● Source records
-=-=-
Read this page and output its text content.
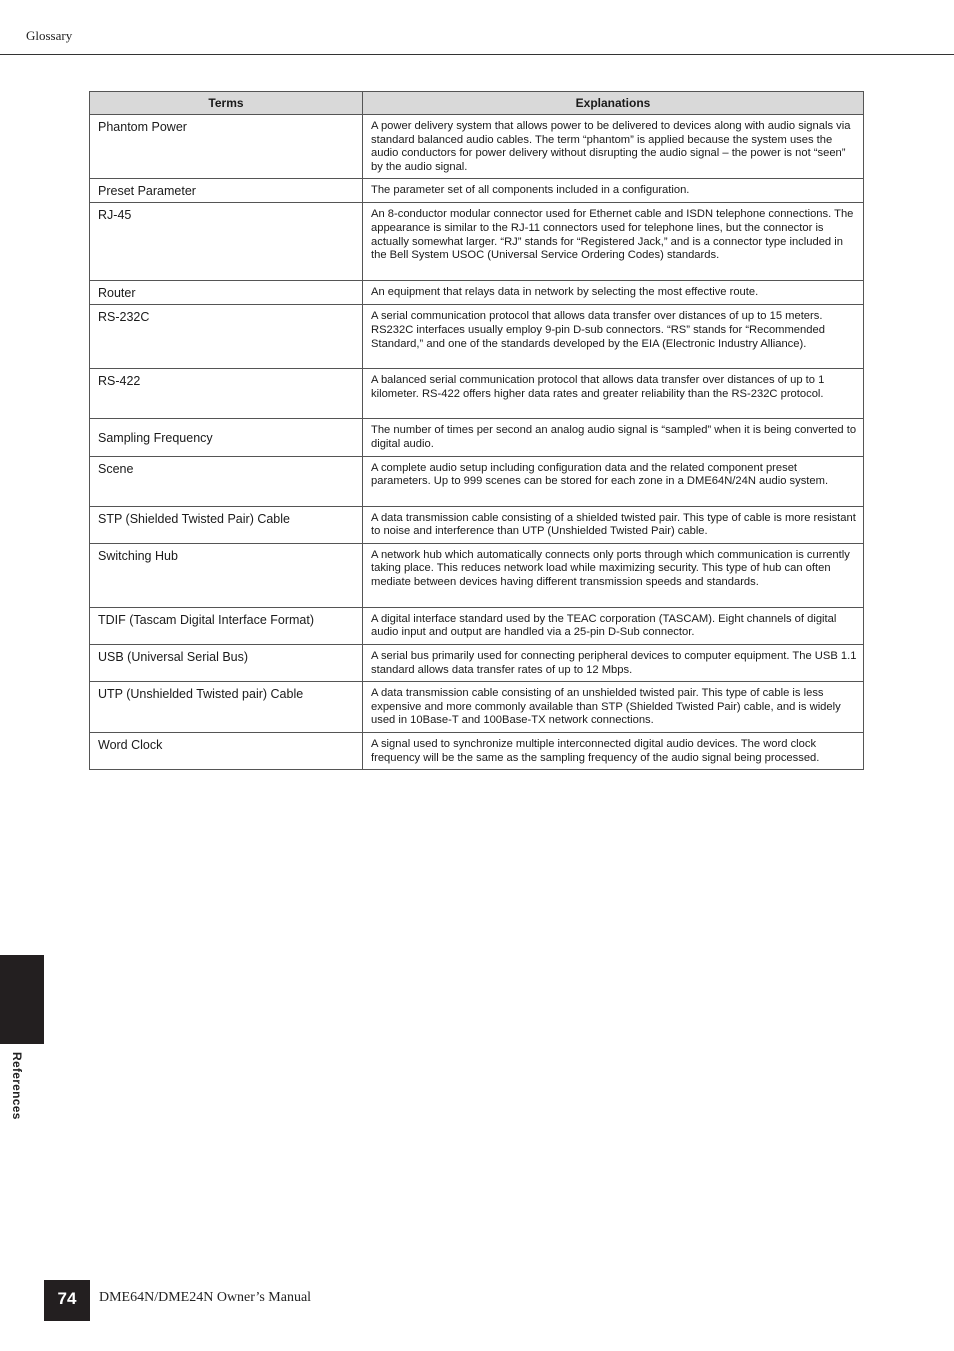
Glossary
Terms	Explanations
Phantom Power	A power delivery system that allows power to be delivered to devices along with audio signals via standard balanced audio cables. The term “phantom” is applied because the system uses the audio conductors for power delivery without disrupting the audio signal – the power is not “seen” by the audio signal.
Preset Parameter	The parameter set of all components included in a configuration.
RJ-45	An 8-conductor modular connector used for Ethernet cable and ISDN telephone connections. The appearance is similar to the RJ-11 connectors used for telephone lines, but the connector is actually somewhat larger. “RJ” stands for “Registered Jack,” and is a connector type included in the Bell System USOC (Universal Service Ordering Codes) standards.
Router	An equipment that relays data in network by selecting the most effective route.
RS-232C	A serial communication protocol that allows data transfer over distances of up to 15 meters. RS232C interfaces usually employ 9-pin D-sub connectors. “RS” stands for “Recommended Standard,” and one of the standards developed by the EIA (Electronic Industry Alliance).
RS-422	A balanced serial communication protocol that allows data transfer over distances of up to 1 kilometer. RS-422 offers higher data rates and greater reliability than the RS-232C protocol.
Sampling Frequency	The number of times per second an analog audio signal is “sampled” when it is being converted to digital audio.
Scene	A complete audio setup including configuration data and the related component preset parameters. Up to 999 scenes can be stored for each zone in a DME64N/24N audio system.
STP (Shielded Twisted Pair) Cable	A data transmission cable consisting of a shielded twisted pair. This type of cable is more resistant to noise and interference than UTP (Unshielded Twisted Pair) cable.
Switching Hub	A network hub which automatically connects only ports through which communication is currently taking place. This reduces network load while maximizing security. This type of hub can often mediate between devices having different transmission speeds and standards.
TDIF (Tascam Digital Interface Format)	A digital interface standard used by the TEAC corporation (TASCAM). Eight channels of digital audio input and output are handled via a 25-pin D-Sub connector.
USB (Universal Serial Bus)	A serial bus primarily used for connecting peripheral devices to computer equipment. The USB 1.1 standard allows data transfer rates of up to 12 Mbps.
UTP (Unshielded Twisted pair) Cable	A data transmission cable consisting of an unshielded twisted pair. This type of cable is less expensive and more commonly available than STP (Shielded Twisted Pair) cable, and is widely used in 10Base-T and 100Base-TX network connections.
Word Clock	A signal used to synchronize multiple interconnected digital audio devices. The word clock frequency will be the same as the sampling frequency of the audio signal being processed.
References
74	DME64N/DME24N Owner’s Manual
-=-=-
● Goal
Go through the records and pull out each line that includes the word "audio".

● Response
Phantom Power	A power delivery system that allows power to be delivered to devices along with audio signals via standard balanced audio cables. The term “phantom” is applied because the system uses the audio conductors for power delivery without disrupting the audio signal – the power is not “seen” by the audio signal.
Sampling Frequency	The number of times per second an analog audio signal is “sampled” when it is being converted to digital audio.
Scene	A complete audio setup including configuration data and the related component preset parameters. Up to 999 scenes can be stored for each zone in a DME64N/24N audio system.
TDIF (Tascam Digital Interface Format)	A digital interface standard used by the TEAC corporation (TASCAM). Eight channels of digital audio input and output are handled via a 25-pin D-Sub connector.
Word Clock	A signal used to synchronize multiple interconnected digital audio devices. The word clock frequency will be the same as the sampling frequency of the audio signal being processed.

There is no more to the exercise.